**Excerpted data**
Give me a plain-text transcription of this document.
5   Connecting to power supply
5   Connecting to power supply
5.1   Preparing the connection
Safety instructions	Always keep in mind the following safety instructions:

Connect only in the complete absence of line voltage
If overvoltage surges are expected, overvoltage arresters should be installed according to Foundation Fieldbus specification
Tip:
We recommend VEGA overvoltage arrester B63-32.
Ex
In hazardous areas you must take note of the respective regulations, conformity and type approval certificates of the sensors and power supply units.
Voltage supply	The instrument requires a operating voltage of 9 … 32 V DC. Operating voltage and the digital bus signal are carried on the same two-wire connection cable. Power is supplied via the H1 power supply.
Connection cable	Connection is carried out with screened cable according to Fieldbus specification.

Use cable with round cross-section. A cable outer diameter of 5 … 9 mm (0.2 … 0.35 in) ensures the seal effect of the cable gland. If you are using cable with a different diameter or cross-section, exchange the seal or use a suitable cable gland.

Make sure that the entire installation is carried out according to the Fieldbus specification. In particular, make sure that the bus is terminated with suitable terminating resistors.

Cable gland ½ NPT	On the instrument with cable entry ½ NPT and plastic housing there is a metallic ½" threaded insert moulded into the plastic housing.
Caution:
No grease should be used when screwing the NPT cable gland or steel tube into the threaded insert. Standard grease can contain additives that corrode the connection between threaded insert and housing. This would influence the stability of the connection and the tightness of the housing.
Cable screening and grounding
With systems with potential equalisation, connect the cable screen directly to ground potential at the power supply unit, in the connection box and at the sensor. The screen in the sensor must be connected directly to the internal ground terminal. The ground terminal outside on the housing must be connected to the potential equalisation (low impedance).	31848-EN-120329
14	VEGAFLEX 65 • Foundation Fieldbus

**Task statement**
Pull out each line holding the string "must".

**Solved exercise**
In hazardous areas you must take note of the respective regulations, conformity and type approval certificates of the sensors and power supply units.
With systems with potential equalisation, connect the cable screen directly to ground potential at the power supply unit, in the connection box and at the sensor. The screen in the sensor must be connected directly to the internal ground terminal. The ground terminal outside on the housing must be connected to the potential equalisation (low impedance).	31848-EN-120329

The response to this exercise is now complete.